- Stated task -
Show every line containing "breath" by copying it.
——————————
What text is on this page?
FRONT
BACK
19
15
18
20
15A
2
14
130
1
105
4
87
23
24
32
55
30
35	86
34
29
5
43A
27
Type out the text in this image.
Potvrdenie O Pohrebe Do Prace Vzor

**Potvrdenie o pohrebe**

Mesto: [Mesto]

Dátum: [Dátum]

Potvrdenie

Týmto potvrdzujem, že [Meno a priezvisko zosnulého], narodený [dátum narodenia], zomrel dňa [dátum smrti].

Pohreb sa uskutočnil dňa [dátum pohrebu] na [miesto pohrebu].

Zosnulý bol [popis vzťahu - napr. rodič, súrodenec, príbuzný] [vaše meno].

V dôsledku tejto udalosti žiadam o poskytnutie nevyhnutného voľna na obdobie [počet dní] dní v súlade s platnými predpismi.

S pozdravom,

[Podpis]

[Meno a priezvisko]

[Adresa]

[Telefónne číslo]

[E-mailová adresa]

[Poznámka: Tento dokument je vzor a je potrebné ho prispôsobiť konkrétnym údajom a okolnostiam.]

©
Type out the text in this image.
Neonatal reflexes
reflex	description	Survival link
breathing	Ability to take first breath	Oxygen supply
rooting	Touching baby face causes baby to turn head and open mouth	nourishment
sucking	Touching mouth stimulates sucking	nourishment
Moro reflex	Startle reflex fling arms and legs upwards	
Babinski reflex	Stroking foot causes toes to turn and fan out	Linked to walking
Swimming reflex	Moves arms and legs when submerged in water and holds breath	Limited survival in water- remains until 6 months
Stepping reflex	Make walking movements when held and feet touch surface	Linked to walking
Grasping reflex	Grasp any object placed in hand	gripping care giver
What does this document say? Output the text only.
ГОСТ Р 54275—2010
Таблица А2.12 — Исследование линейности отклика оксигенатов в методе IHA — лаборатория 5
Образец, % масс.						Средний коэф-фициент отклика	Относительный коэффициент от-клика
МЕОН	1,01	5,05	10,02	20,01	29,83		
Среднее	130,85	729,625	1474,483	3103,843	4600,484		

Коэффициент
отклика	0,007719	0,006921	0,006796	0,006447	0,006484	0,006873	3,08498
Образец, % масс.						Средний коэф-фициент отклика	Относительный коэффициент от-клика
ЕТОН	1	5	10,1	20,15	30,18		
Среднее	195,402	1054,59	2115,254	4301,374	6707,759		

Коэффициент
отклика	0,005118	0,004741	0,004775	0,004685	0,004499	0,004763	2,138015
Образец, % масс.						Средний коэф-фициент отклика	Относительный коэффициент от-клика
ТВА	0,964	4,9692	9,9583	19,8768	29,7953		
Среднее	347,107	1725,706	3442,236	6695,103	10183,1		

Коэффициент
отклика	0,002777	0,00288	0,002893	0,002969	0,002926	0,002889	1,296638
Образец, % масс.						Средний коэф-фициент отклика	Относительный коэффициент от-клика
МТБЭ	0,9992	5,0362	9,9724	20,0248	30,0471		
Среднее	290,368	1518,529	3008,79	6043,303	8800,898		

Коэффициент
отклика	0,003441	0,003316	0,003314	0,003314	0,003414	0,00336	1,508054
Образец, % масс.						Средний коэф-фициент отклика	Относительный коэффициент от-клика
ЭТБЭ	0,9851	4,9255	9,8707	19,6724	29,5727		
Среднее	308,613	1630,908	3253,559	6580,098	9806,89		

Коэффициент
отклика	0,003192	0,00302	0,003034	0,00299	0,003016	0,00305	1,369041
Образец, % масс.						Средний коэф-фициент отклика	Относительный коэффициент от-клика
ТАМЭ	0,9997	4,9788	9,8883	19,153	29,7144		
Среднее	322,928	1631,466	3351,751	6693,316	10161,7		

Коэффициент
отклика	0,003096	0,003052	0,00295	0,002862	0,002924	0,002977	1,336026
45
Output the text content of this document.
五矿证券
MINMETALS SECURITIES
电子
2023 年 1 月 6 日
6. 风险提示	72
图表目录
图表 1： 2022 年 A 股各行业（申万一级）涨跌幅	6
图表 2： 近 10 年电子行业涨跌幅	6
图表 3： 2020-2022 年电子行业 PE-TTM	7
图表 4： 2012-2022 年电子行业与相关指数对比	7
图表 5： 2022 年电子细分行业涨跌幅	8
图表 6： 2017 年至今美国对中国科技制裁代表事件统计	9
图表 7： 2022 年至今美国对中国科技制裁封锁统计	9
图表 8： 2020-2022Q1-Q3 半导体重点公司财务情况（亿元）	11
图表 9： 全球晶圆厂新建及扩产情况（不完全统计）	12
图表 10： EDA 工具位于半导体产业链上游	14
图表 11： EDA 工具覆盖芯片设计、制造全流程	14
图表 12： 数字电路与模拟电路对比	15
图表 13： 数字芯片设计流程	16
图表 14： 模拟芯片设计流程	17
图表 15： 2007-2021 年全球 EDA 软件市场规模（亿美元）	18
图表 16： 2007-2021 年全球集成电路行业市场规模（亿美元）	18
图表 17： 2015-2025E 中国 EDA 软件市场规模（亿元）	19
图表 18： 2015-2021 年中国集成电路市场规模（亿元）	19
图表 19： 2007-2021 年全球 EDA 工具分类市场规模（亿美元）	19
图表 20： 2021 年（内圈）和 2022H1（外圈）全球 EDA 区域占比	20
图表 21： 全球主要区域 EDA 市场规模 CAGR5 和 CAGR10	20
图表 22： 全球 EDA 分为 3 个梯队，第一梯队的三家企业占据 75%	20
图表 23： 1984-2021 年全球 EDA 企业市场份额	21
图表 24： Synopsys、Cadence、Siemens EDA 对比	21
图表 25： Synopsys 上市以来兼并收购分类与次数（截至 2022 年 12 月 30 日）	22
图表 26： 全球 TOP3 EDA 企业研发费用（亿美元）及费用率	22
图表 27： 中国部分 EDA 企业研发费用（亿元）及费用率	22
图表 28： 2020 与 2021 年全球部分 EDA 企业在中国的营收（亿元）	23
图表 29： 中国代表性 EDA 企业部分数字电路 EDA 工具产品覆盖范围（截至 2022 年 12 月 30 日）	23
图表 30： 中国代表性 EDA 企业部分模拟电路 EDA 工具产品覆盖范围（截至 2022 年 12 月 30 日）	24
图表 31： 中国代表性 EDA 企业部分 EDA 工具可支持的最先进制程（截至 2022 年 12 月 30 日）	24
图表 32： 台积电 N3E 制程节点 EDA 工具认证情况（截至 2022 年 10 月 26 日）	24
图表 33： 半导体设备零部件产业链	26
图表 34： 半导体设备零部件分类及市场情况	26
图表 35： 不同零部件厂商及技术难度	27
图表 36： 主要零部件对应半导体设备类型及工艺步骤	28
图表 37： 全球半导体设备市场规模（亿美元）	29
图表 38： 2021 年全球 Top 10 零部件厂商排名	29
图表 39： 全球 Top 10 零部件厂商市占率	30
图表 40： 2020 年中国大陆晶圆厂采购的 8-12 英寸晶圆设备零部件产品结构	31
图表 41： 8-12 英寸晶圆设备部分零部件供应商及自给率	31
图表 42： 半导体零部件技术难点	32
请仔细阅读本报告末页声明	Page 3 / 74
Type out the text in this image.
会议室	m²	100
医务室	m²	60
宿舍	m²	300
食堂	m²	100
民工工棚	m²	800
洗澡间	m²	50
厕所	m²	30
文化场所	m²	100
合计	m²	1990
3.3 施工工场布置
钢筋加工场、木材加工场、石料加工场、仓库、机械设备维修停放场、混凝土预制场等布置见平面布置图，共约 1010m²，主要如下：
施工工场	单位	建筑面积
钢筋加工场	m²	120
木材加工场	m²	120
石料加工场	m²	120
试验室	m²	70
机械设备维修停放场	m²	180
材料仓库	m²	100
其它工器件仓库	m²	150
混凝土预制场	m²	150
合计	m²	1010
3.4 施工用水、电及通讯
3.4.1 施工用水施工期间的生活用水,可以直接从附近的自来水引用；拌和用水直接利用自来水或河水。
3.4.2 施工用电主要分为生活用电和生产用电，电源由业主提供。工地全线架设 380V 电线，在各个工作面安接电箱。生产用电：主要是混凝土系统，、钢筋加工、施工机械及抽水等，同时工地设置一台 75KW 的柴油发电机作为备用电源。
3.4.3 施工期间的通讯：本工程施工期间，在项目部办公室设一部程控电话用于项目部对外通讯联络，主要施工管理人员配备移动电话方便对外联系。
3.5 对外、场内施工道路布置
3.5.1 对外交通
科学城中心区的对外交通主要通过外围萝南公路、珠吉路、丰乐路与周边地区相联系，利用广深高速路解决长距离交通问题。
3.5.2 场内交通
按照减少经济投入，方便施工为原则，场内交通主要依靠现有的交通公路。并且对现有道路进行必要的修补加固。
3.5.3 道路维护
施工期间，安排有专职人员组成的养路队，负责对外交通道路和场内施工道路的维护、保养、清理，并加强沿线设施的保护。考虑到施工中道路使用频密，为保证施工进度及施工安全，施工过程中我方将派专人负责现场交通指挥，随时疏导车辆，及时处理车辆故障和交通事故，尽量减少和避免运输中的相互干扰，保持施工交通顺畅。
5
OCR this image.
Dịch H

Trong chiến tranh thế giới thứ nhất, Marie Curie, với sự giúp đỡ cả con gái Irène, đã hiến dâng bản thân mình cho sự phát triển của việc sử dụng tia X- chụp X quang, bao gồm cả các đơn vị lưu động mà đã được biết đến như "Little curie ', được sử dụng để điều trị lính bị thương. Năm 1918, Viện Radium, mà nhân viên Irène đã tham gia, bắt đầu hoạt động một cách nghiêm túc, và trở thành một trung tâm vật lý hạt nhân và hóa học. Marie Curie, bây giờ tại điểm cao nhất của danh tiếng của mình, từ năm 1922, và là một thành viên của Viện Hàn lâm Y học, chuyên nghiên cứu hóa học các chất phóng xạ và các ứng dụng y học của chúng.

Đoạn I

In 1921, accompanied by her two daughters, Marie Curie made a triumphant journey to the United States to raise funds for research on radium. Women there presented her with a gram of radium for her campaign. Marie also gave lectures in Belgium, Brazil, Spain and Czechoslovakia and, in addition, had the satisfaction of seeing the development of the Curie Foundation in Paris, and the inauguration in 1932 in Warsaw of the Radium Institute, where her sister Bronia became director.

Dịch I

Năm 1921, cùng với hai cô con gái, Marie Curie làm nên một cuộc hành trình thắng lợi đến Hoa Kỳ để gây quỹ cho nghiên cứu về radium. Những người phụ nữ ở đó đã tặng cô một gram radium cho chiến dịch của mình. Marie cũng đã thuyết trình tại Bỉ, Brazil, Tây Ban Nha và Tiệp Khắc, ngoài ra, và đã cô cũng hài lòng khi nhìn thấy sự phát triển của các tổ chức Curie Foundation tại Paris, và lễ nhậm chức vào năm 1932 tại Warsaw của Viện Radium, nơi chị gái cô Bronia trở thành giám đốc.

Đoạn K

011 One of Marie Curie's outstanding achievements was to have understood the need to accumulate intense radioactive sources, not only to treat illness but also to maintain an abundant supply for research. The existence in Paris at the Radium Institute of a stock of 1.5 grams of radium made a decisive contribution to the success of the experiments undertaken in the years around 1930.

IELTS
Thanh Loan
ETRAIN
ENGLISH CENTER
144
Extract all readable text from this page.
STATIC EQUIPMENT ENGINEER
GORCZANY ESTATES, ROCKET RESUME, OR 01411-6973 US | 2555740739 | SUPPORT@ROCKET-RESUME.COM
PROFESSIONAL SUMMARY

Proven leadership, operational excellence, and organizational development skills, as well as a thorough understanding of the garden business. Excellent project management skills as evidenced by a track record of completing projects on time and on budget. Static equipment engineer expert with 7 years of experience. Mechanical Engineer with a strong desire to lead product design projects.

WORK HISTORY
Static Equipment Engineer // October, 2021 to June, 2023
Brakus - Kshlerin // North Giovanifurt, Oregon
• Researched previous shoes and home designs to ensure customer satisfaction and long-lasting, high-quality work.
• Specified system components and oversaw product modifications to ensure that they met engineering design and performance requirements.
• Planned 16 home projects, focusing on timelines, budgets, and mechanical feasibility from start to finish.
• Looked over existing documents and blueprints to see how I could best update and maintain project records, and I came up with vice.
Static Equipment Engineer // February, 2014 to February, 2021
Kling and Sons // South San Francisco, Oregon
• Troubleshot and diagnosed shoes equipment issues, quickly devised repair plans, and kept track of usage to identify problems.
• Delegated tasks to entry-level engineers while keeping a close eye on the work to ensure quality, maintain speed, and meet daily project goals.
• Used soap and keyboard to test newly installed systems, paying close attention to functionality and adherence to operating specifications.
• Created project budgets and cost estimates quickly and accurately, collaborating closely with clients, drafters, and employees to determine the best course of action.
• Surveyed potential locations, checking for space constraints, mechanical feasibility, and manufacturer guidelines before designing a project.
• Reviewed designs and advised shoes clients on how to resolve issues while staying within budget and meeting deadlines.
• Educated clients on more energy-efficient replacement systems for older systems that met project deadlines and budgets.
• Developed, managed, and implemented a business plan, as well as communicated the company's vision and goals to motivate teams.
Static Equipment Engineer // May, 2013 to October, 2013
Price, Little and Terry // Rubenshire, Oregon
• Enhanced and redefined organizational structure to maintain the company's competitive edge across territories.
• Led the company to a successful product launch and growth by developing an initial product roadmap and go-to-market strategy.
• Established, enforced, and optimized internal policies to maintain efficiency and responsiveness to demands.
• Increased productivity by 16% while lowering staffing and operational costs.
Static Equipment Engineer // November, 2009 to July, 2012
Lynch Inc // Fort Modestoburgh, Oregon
——————————
- Solved exercise -
breathing	Ability to take first breath	Oxygen supply
Swimming reflex	Moves arms and legs when submerged in water and holds breath	Limited survival in water- remains until 6 months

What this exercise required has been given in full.